● EXERCISE SET
a. Translate into Spanish the sentence "Older, wealthier buyers are not storming the gates." from the commentary on the housing market.
b. According to the commentary on the housing market, what share of houses sold in April for more than the list price?
c. Resume the commentary on the housing market, continuing after its final sentence.

● EXTRACT PROVIDED
Below is his graphing of April sale prices relative to the ask. Note that fewer than one in three houses actually changed hands for more than the list price, and of those a number were total reno jobs requiring further big bucks.
Meanwhile, as I’ve shown in the past, sales volumes for SFHs are running substantially below levels of two and three years ago.
So you should worry about the kids. The real estate market in the hot zones is running on hormones, not experience. Older, wealthier buyers are not storming the gates. There is no across-the-board price momentum. The average prices and Frankenumbers that real estate boards trot out are being skewed higher by a paucity of sales at the top end and a small riot in the middle, where values are being shoved up against the CMHC insurable limit.
Yesterday’s post was meant as a cautionary tale against buying without an expert inspection. I could make the same warning against jumping into a bidding war with 5% down, 95% leverage and no conditions.
But you can’t fix stupid. You just grow out of it. Sometimes.
Ruben admits he was surprised to read about heartbroken hipsters littering the housing landscape, when I referenced them a few days ago. Then he and his wife went to some open houses on the weekend.
“Of the 3 houses we went to, all of the other potential buyers were hipsters! Each had that neatly shaven ‘beard’, short sides, and hair combed neatly to the side, or with a baby in one of those baby carriers,” he says.
“I was wondering, how did you know that hipsters were driving a good part of the market, and many were heart-broken? I completely believe it after this weekend.”

● ENTRIES SUPPLIED
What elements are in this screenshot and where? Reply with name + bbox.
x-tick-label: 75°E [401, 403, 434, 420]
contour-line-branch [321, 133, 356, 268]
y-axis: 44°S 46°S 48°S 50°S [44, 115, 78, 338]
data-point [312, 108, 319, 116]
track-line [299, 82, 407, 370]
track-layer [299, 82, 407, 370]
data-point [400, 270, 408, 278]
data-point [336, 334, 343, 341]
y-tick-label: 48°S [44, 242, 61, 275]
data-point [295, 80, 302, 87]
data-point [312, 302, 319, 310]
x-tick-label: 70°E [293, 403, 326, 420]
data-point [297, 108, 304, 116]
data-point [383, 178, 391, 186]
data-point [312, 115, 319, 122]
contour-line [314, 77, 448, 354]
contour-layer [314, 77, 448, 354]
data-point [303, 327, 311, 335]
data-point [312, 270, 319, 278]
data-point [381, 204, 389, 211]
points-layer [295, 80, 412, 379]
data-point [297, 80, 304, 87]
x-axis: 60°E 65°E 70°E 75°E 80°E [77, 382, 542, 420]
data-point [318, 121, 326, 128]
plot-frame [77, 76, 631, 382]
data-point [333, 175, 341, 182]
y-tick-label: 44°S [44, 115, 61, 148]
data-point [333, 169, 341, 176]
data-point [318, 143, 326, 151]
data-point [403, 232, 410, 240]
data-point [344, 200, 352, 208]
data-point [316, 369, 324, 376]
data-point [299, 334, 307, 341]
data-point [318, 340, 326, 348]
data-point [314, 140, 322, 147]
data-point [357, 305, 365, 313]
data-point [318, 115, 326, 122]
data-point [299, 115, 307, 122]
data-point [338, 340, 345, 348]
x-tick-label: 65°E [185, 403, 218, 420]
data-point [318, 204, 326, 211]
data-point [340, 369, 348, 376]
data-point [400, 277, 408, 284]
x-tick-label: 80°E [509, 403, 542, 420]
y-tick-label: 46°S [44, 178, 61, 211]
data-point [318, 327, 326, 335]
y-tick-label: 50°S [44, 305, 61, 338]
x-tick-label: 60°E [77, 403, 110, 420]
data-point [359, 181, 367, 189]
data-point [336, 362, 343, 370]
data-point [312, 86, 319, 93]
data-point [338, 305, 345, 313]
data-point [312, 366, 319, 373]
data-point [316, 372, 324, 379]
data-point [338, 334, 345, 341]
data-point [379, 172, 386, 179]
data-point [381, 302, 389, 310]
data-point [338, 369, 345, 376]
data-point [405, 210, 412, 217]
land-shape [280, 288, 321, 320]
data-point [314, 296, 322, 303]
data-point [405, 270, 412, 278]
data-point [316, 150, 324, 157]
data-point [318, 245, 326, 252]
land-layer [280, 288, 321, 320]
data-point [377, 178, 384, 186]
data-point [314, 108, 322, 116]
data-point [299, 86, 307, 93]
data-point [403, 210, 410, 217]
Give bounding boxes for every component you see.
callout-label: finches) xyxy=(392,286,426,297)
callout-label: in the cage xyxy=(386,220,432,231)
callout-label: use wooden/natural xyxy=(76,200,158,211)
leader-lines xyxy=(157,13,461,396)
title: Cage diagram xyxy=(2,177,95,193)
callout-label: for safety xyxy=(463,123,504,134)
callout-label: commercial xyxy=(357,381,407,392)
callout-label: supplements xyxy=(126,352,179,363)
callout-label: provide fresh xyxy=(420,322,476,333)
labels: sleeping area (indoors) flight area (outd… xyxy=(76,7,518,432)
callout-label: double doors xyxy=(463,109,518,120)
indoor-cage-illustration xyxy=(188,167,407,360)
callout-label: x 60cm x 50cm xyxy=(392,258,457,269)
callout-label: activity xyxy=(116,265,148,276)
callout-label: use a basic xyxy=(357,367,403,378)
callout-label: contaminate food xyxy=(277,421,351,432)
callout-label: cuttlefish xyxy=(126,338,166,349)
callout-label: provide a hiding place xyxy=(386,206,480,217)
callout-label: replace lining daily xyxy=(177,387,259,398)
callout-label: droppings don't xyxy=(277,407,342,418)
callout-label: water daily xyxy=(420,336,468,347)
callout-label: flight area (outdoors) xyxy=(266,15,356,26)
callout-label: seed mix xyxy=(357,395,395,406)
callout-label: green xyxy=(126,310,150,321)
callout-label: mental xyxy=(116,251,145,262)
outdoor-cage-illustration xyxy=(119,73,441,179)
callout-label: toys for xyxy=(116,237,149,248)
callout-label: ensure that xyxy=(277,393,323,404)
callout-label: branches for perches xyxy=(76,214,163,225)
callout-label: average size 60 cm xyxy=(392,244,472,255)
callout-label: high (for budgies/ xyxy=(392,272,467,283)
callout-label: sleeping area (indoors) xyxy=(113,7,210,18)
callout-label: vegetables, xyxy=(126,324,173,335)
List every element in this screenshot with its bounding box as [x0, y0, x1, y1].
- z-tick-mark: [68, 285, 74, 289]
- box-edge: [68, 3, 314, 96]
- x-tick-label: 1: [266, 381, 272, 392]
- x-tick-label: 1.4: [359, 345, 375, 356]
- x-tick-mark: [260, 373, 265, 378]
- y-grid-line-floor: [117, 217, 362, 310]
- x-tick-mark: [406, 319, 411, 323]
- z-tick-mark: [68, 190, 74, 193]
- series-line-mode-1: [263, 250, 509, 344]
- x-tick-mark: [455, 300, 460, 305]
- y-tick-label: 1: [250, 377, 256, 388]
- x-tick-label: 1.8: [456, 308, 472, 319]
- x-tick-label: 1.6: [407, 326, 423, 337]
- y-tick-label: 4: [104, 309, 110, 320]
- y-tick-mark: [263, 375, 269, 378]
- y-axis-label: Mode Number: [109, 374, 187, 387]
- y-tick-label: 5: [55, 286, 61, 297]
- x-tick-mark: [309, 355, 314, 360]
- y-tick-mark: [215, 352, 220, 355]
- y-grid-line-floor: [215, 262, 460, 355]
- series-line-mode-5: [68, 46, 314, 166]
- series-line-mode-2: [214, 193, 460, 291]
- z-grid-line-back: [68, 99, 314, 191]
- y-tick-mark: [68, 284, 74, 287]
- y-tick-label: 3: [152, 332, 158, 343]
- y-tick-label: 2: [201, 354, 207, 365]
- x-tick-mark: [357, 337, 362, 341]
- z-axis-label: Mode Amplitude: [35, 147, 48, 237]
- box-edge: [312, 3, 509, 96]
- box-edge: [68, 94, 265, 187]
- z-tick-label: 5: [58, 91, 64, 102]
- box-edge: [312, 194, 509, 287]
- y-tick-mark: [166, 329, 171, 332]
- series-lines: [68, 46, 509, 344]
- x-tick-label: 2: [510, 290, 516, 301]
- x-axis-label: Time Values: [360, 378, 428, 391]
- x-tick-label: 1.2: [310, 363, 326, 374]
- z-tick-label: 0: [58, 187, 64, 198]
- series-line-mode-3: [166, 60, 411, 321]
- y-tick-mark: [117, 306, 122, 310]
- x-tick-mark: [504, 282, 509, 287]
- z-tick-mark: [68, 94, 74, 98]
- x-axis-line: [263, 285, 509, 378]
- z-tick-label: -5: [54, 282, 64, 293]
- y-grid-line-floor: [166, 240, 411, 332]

● RESPONSE LIST
a. Los compradores mayores y más adinerados no están asaltando las puertas.

b. Fewer than one in three.

c.
Well, RBC knows it too. And BeeMo. Plus all the other lenders that are slavishly targeting the Millennials, that innumerate, over-educated, under-experienced clot of people whose life goal is to become helplessly mortgaged.
These are the ones turning trash listings into almost-million-dollar homes. The net effect of Ottawa cutting off seven-figure houses from CHMC insurance, in a market short of listings, has been to morph $750,000 properties into $900,000 ones. And why not? When you’re only plopping down 5% of the purchase price, and extra $150,000 amounts to a lousy seventy-five hundred bucks. Mom’s good for that. As for a bigger mortgage, who cares? Millennials never expect to pay it off. Houses always go up, so you just roll it over until you die, then it’s the bank’s problemo.
And you wondered how the average SFH price in Toronto just passed $900,000. Silly you. Hipsters.
Well, this crotchety old blog has only two things to say, as it sits rocking on the front porch in a cardigan, cradling a Remington. First, more evidence we have reached a peak in real estate values. The Teranet-National Bank price index has stalled. For the first time in 15 years it failed to register an increase between February and March. If I were buying with 95% financing, that would toss my cookies.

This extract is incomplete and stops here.